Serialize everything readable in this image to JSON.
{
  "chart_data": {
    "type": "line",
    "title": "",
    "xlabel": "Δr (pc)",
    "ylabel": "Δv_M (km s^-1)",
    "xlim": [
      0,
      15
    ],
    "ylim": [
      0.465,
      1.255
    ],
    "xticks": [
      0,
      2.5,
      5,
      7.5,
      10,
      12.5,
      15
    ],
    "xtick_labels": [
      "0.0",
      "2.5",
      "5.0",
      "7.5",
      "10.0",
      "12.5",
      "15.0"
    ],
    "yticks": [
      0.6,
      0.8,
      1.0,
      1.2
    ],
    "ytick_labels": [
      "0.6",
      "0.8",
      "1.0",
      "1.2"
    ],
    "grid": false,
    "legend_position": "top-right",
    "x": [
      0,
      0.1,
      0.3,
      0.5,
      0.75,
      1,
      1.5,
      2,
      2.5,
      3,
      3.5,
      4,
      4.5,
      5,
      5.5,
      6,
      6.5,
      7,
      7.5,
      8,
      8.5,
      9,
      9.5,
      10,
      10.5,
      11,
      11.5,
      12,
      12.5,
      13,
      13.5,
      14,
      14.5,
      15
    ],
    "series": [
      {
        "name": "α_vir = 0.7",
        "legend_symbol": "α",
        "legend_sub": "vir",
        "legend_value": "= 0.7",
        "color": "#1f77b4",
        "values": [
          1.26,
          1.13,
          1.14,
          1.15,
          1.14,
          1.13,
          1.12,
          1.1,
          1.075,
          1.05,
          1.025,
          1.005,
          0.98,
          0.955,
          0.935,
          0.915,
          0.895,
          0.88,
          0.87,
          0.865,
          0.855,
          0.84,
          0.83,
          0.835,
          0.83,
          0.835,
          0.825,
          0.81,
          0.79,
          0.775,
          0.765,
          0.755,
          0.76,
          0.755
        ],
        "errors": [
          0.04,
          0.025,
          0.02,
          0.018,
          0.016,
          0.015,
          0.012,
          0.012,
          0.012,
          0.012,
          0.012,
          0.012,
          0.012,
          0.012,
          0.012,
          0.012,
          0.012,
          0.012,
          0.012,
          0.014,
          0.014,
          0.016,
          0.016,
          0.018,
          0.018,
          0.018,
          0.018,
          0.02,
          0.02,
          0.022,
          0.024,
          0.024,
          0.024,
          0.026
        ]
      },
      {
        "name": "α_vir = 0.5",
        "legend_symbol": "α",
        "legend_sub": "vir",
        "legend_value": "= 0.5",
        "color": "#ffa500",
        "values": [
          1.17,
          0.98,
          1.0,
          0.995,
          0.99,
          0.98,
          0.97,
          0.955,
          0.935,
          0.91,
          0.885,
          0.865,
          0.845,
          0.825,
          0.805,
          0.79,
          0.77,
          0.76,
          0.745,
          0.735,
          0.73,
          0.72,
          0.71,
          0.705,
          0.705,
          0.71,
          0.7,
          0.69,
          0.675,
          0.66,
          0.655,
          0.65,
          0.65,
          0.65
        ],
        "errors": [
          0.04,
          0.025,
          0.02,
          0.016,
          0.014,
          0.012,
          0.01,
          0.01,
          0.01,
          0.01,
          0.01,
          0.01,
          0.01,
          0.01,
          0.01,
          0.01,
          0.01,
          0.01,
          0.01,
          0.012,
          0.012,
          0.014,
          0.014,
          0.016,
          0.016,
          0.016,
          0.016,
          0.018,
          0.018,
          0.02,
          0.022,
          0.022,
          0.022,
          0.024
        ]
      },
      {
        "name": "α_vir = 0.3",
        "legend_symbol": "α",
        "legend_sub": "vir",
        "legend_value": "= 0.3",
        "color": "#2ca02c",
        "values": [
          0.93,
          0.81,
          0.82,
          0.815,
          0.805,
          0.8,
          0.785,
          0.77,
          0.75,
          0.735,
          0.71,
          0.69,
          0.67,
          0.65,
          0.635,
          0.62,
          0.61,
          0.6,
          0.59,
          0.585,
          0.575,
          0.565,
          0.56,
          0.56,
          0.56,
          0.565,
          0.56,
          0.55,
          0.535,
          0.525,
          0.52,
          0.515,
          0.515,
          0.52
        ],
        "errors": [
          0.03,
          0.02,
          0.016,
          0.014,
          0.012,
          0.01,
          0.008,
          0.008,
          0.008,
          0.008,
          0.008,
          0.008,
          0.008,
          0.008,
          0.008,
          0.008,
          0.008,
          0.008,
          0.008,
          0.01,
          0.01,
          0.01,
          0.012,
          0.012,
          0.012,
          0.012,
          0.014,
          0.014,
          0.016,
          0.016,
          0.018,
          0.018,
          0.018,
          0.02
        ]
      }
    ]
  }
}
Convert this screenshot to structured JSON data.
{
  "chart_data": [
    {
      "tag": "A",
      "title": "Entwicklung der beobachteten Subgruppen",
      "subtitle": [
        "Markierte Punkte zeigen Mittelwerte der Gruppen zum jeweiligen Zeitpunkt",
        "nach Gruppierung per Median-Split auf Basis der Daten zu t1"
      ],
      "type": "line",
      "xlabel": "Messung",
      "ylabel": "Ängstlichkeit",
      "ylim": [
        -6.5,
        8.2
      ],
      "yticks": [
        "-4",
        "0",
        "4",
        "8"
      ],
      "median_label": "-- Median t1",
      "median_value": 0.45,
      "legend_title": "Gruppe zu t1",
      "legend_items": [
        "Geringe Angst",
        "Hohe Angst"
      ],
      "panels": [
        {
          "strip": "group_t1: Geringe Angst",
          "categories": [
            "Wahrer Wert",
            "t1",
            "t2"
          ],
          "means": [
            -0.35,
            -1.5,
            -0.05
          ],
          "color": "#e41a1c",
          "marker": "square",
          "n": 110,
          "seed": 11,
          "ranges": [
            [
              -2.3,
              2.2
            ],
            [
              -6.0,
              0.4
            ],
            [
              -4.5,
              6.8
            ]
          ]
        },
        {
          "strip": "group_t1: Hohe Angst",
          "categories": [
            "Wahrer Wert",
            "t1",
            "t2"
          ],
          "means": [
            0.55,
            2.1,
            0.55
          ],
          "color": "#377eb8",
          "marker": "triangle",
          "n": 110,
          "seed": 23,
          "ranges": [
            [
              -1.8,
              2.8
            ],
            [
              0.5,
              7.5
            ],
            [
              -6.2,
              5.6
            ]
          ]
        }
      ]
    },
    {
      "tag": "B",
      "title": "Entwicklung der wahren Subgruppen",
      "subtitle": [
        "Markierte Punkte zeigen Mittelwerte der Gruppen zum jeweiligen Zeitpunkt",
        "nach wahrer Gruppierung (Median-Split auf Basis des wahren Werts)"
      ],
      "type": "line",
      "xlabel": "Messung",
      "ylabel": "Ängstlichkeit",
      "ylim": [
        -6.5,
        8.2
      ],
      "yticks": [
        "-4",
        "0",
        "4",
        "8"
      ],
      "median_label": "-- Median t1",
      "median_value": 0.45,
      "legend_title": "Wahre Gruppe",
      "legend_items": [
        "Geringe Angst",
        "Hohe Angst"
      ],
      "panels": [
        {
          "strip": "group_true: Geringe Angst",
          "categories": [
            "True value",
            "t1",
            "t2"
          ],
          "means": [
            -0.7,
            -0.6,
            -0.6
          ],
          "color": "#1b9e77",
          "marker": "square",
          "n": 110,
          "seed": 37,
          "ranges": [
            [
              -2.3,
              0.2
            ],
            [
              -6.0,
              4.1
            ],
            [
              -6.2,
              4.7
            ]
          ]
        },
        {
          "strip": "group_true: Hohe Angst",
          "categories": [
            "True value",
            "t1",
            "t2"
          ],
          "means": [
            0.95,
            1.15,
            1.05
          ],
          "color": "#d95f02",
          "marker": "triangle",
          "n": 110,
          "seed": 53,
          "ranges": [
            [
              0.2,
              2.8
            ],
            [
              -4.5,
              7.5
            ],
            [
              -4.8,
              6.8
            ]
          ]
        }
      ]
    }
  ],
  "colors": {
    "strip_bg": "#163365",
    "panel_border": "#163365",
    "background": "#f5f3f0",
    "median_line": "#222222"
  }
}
━━━━━━━━━━━━━━━━━━━━
Exercise goal: Gather up the lines containing the word "JSON" from these records and copy them.

Answer for the task:
Serialize everything readable in this image to JSON.
Convert this screenshot to structured JSON data.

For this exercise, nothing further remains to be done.